## [Written task]
Carry none of the pictures over; set down the material below exactly.

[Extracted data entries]
___

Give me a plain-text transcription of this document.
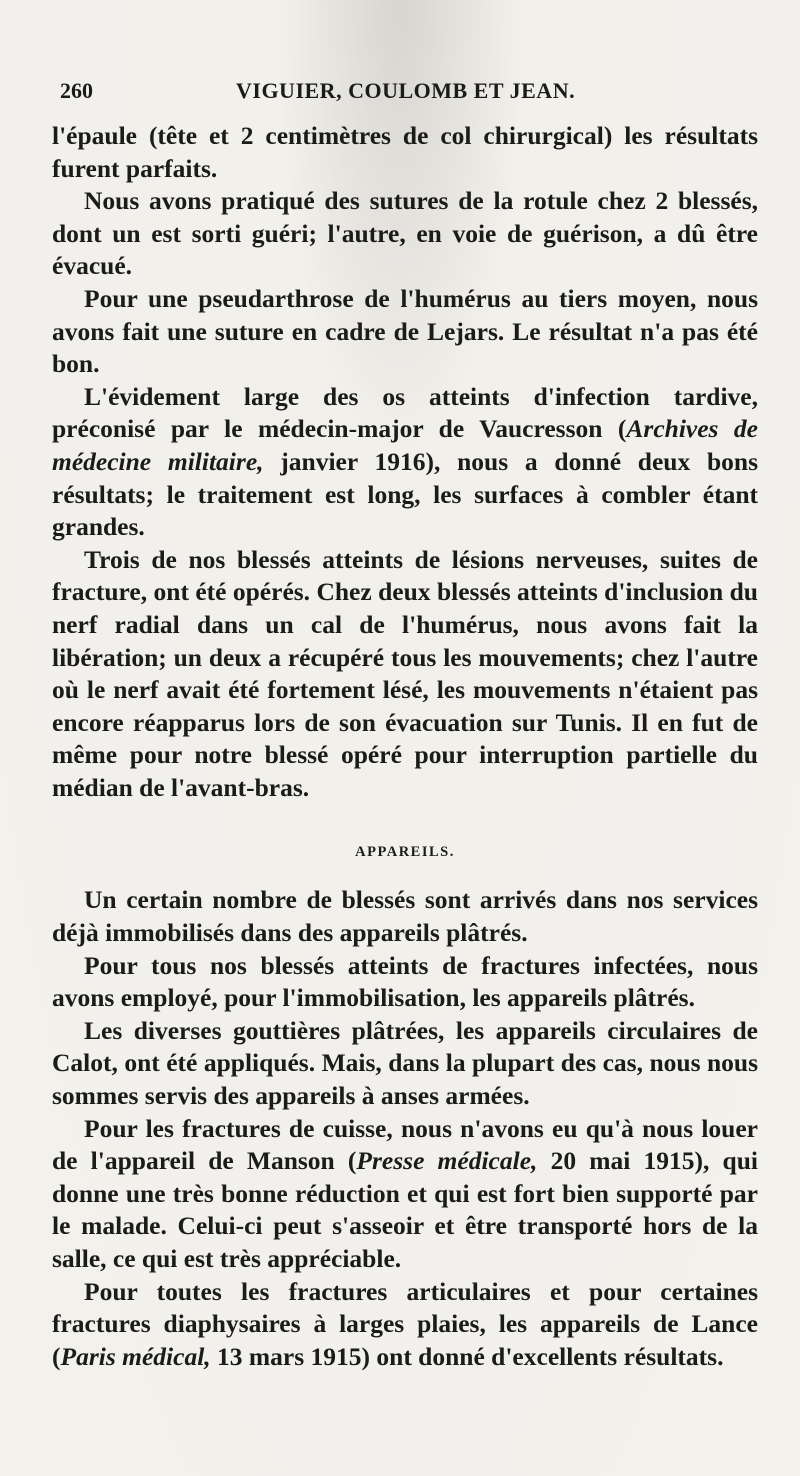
260	VIGUIER, COULOMB ET JEAN.

l'épaule (tête et 2 centimètres de col chirurgical) les résultats furent parfaits.

Nous avons pratiqué des sutures de la rotule chez 2 blessés, dont un est sorti guéri; l'autre, en voie de guérison, a dû être évacué.

Pour une pseudarthrose de l'humérus au tiers moyen, nous avons fait une suture en cadre de Lejars. Le résultat n'a pas été bon.

L'évidement large des os atteints d'infection tardive, préconisé par le médecin-major de Vaucresson (Archives de médecine militaire, janvier 1916), nous a donné deux bons résultats; le traitement est long, les surfaces à combler étant grandes.

Trois de nos blessés atteints de lésions nerveuses, suites de fracture, ont été opérés. Chez deux blessés atteints d'inclusion du nerf radial dans un cal de l'humérus, nous avons fait la libération; un deux a récupéré tous les mouvements; chez l'autre où le nerf avait été fortement lésé, les mouvements n'étaient pas encore réapparus lors de son évacuation sur Tunis. Il en fut de même pour notre blessé opéré pour interruption partielle du médian de l'avant-bras.

APPAREILS.

Un certain nombre de blessés sont arrivés dans nos services déjà immobilisés dans des appareils plâtrés.

Pour tous nos blessés atteints de fractures infectées, nous avons employé, pour l'immobilisation, les appareils plâtrés.

Les diverses gouttières plâtrées, les appareils circulaires de Calot, ont été appliqués. Mais, dans la plupart des cas, nous nous sommes servis des appareils à anses armées.

Pour les fractures de cuisse, nous n'avons eu qu'à nous louer de l'appareil de Manson (Presse médicale, 20 mai 1915), qui donne une très bonne réduction et qui est fort bien supporté par le malade. Celui-ci peut s'asseoir et être transporté hors de la salle, ce qui est très appréciable.

Pour toutes les fractures articulaires et pour certaines fractures diaphysaires à larges plaies, les appareils de Lance (Paris médical, 13 mars 1915) ont donné d'excellents résultats.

___

## [Answer below]
Give me a plain-text transcription of this document.
260	VIGUIER, COULOMB ET JEAN.

l'épaule (tête et 2 centimètres de col chirurgical) les résultats furent parfaits.

Nous avons pratiqué des sutures de la rotule chez 2 blessés, dont un est sorti guéri; l'autre, en voie de guérison, a dû être évacué.

Pour une pseudarthrose de l'humérus au tiers moyen, nous avons fait une suture en cadre de Lejars. Le résultat n'a pas été bon.

L'évidement large des os atteints d'infection tardive, préconisé par le médecin-major de Vaucresson (Archives de médecine militaire, janvier 1916), nous a donné deux bons résultats; le traitement est long, les surfaces à combler étant grandes.

Trois de nos blessés atteints de lésions nerveuses, suites de fracture, ont été opérés. Chez deux blessés atteints d'inclusion du nerf radial dans un cal de l'humérus, nous avons fait la libération; un deux a récupéré tous les mouvements; chez l'autre où le nerf avait été fortement lésé, les mouvements n'étaient pas encore réapparus lors de son évacuation sur Tunis. Il en fut de même pour notre blessé opéré pour interruption partielle du médian de l'avant-bras.

APPAREILS.

Un certain nombre de blessés sont arrivés dans nos services déjà immobilisés dans des appareils plâtrés.

Pour tous nos blessés atteints de fractures infectées, nous avons employé, pour l'immobilisation, les appareils plâtrés.

Les diverses gouttières plâtrées, les appareils circulaires de Calot, ont été appliqués. Mais, dans la plupart des cas, nous nous sommes servis des appareils à anses armées.

Pour les fractures de cuisse, nous n'avons eu qu'à nous louer de l'appareil de Manson (Presse médicale, 20 mai 1915), qui donne une très bonne réduction et qui est fort bien supporté par le malade. Celui-ci peut s'asseoir et être transporté hors de la salle, ce qui est très appréciable.

Pour toutes les fractures articulaires et pour certaines fractures diaphysaires à larges plaies, les appareils de Lance (Paris médical, 13 mars 1915) ont donné d'excellents résultats.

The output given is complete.